*** Document section

We have access to ancestors, to eternity.
Breathe out.
Ask for forgiveness.
Let all hurts and failures go.
Let them go.


Thus ends Harjo's memoir of her early life, and her path to poetry. This epilogue seems to encapsulate her world view, the way she goes about life - with a deep connection to the deep genetics of her ancestors, the searing pain of her young life, and the quickening yearn to abdicate the latter and make room for the former. Her journey to poetry is the journey of all to hope.

Those coming to the book need to be patient with the narrative, as it is not always a Western, linear one. One thought connects to the past, and the past, and the past, before returning. It's a Native narrative form, and it creates that space necessary to put things into a broader and more deeply connected personal history.

******
*** Listed records

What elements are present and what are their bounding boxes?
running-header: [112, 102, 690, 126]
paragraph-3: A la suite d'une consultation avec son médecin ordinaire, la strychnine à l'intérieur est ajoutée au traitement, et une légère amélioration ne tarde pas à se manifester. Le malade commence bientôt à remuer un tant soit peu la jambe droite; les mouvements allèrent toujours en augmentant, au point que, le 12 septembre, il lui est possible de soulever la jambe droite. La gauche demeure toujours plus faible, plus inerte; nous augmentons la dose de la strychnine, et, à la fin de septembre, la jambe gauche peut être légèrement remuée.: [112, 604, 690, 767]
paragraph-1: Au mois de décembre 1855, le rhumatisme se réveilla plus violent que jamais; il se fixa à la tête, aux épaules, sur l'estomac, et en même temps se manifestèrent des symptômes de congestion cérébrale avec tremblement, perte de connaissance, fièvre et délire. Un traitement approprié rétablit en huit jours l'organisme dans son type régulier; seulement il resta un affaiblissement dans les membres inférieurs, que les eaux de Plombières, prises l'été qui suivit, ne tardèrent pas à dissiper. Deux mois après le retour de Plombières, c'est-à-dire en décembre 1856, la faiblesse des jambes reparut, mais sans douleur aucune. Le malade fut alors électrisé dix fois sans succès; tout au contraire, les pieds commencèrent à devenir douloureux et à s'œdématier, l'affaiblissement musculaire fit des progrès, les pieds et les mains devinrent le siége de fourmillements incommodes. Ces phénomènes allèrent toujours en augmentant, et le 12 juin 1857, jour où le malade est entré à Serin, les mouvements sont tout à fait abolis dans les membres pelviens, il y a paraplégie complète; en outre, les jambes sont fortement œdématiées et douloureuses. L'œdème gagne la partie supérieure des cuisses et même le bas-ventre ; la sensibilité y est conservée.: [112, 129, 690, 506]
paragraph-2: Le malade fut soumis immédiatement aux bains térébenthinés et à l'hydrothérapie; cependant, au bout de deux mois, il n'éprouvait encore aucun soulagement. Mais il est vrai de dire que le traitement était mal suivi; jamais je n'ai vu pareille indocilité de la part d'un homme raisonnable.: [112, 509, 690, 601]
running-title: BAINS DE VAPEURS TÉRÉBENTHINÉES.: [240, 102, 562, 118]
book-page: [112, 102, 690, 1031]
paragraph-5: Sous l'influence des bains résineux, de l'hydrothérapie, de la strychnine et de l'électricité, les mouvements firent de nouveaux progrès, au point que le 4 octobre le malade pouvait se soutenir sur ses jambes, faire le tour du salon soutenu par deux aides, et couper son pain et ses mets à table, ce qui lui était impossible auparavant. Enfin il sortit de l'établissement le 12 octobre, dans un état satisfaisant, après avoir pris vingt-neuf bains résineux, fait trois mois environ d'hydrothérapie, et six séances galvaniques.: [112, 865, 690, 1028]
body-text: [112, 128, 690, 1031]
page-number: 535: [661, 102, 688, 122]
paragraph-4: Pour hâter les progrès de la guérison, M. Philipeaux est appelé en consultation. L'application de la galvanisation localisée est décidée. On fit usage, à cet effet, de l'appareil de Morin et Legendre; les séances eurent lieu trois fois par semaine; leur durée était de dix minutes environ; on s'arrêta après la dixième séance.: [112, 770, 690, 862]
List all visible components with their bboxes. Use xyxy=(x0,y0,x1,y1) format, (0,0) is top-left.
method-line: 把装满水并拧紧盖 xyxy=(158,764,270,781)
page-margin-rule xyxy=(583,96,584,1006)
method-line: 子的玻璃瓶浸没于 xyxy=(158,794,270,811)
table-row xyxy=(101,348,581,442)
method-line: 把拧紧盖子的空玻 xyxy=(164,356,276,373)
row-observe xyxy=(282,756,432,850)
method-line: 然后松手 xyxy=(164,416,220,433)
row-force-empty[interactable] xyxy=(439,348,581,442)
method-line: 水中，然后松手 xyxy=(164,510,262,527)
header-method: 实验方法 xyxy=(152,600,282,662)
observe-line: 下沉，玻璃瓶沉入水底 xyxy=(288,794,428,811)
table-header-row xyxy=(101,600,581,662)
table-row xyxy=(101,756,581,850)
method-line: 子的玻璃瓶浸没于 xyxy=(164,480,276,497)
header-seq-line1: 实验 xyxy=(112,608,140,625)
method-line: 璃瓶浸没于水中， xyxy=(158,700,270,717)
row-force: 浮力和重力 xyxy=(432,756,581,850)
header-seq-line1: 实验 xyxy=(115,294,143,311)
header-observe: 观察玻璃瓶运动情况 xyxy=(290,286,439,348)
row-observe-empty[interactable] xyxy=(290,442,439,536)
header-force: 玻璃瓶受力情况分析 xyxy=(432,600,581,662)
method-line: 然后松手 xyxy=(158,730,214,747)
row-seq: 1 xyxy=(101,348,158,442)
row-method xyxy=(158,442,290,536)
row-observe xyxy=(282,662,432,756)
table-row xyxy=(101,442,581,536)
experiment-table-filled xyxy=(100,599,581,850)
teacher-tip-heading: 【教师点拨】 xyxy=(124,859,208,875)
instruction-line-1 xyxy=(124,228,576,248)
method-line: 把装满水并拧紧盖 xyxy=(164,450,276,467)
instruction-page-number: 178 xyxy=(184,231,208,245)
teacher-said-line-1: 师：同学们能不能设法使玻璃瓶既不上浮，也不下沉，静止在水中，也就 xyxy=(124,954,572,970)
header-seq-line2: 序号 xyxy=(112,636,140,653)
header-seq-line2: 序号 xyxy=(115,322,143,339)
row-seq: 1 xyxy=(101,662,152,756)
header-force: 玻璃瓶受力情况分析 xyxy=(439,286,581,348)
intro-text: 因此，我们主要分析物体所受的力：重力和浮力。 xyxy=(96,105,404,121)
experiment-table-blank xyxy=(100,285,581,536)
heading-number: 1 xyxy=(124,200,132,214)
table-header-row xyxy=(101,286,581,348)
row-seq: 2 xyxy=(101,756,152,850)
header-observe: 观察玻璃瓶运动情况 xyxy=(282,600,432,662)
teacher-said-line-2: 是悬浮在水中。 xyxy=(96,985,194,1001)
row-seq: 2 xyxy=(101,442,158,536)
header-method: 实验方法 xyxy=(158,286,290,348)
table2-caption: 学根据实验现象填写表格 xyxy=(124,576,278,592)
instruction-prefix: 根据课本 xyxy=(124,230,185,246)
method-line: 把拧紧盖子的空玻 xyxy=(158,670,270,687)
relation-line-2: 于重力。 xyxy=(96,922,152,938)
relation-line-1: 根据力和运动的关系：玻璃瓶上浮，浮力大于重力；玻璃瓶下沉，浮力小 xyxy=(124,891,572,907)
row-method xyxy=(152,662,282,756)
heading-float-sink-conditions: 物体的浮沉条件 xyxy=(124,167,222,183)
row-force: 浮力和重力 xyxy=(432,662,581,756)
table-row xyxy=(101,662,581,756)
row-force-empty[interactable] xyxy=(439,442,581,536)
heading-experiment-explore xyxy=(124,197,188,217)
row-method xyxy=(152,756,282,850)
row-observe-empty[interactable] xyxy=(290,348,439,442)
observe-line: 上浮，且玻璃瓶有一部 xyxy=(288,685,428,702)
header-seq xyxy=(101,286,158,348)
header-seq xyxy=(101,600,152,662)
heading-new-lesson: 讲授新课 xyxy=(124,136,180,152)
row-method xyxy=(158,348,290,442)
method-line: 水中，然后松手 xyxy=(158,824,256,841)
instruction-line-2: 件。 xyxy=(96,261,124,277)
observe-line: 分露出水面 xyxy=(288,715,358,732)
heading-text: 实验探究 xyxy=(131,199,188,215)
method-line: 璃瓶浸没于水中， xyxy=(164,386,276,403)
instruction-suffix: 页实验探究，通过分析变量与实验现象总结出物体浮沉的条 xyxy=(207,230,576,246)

******

What this task involves:
Duplicate the passage in the text on Harjo's memoir, starting with "Thus ends Harjo's" and going on through "connected personal history.".

Solution:
Thus ends Harjo's memoir of her early life, and her path to poetry. This epilogue seems to encapsulate her world view, the way she goes about life - with a deep connection to the deep genetics of her ancestors, the searing pain of her young life, and the quickening yearn to abdicate the latter and make room for the former. Her journey to poetry is the journey of all to hope.

Those coming to the book need to be patient with the narrative, as it is not always a Western, linear one. One thought connects to the past, and the past, and the past, before returning. It's a Native narrative form, and it creates that space necessary to put things into a broader and more deeply connected personal history.